• _What you are asked to do_: Would you transcribe the listing that follows, character for character, and omit its images?

[Dataset entries on figures]
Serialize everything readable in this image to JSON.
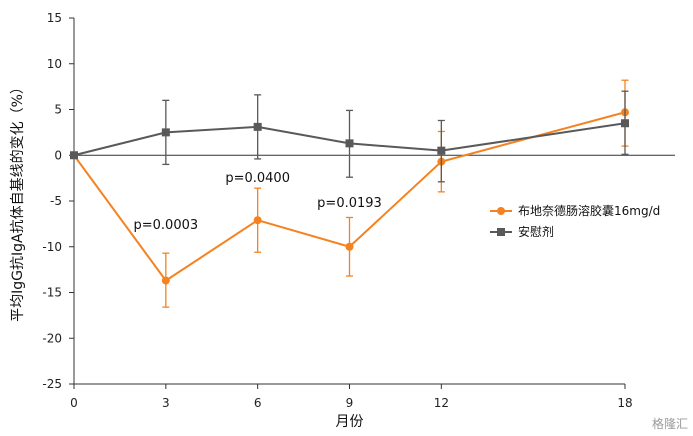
{
  "chart_data": {
    "type": "line",
    "ylabel": "平均IgG抗IgA抗体自基线的变化（%）",
    "xlabel": "月份",
    "x": [
      0,
      3,
      6,
      9,
      12,
      18
    ],
    "x_ticks": [
      "0",
      "3",
      "6",
      "9",
      "12",
      "18"
    ],
    "y_ticks": [
      "15",
      "10",
      "5",
      "0",
      "-5",
      "-10",
      "-15",
      "-20",
      "-25"
    ],
    "xlim": [
      0,
      18
    ],
    "ylim": [
      -25,
      15
    ],
    "grid": false,
    "legend_position": "right",
    "series": [
      {
        "name": "布地奈德肠溶胶囊16mg/d",
        "color": "#F58220",
        "marker": "circle",
        "values": [
          0,
          -13.7,
          -7.1,
          -10.0,
          -0.7,
          4.7
        ],
        "err_low": [
          0,
          -16.6,
          -10.6,
          -13.2,
          -4.0,
          1.0
        ],
        "err_high": [
          0,
          -10.7,
          -3.6,
          -6.8,
          2.6,
          8.2
        ]
      },
      {
        "name": "安慰剂",
        "color": "#595959",
        "marker": "square",
        "values": [
          0,
          2.5,
          3.1,
          1.3,
          0.5,
          3.5
        ],
        "err_low": [
          0,
          -1.0,
          -0.4,
          -2.4,
          -2.9,
          0.1
        ],
        "err_high": [
          0,
          6.0,
          6.6,
          4.9,
          3.8,
          7.0
        ]
      }
    ],
    "annotations": [
      {
        "text": "p=0.0003",
        "x": 3,
        "y": -7.6
      },
      {
        "text": "p=0.0400",
        "x": 6,
        "y": -2.5
      },
      {
        "text": "p=0.0193",
        "x": 9,
        "y": -5.2
      }
    ]
  },
  "watermark": "格隆汇"
}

• _Output of the exercise_:
Serialize everything readable in this image to JSON.
{
  "chart_data": {
    "type": "line",
    "ylabel": "平均IgG抗IgA抗体自基线的变化（%）",
    "xlabel": "月份",
    "x": [
      0,
      3,
      6,
      9,
      12,
      18
    ],
    "x_ticks": [
      "0",
      "3",
      "6",
      "9",
      "12",
      "18"
    ],
    "y_ticks": [
      "15",
      "10",
      "5",
      "0",
      "-5",
      "-10",
      "-15",
      "-20",
      "-25"
    ],
    "xlim": [
      0,
      18
    ],
    "ylim": [
      -25,
      15
    ],
    "grid": false,
    "legend_position": "right",
    "series": [
      {
        "name": "布地奈德肠溶胶囊16mg/d",
        "color": "#F58220",
        "marker": "circle",
        "values": [
          0,
          -13.7,
          -7.1,
          -10.0,
          -0.7,
          4.7
        ],
        "err_low": [
          0,
          -16.6,
          -10.6,
          -13.2,
          -4.0,
          1.0
        ],
        "err_high": [
          0,
          -10.7,
          -3.6,
          -6.8,
          2.6,
          8.2
        ]
      },
      {
        "name": "安慰剂",
        "color": "#595959",
        "marker": "square",
        "values": [
          0,
          2.5,
          3.1,
          1.3,
          0.5,
          3.5
        ],
        "err_low": [
          0,
          -1.0,
          -0.4,
          -2.4,
          -2.9,
          0.1
        ],
        "err_high": [
          0,
          6.0,
          6.6,
          4.9,
          3.8,
          7.0
        ]
      }
    ],
    "annotations": [
      {
        "text": "p=0.0003",
        "x": 3,
        "y": -7.6
      },
      {
        "text": "p=0.0400",
        "x": 6,
        "y": -2.5
      },
      {
        "text": "p=0.0193",
        "x": 9,
        "y": -5.2
      }
    ]
  },
  "watermark": "格隆汇"
}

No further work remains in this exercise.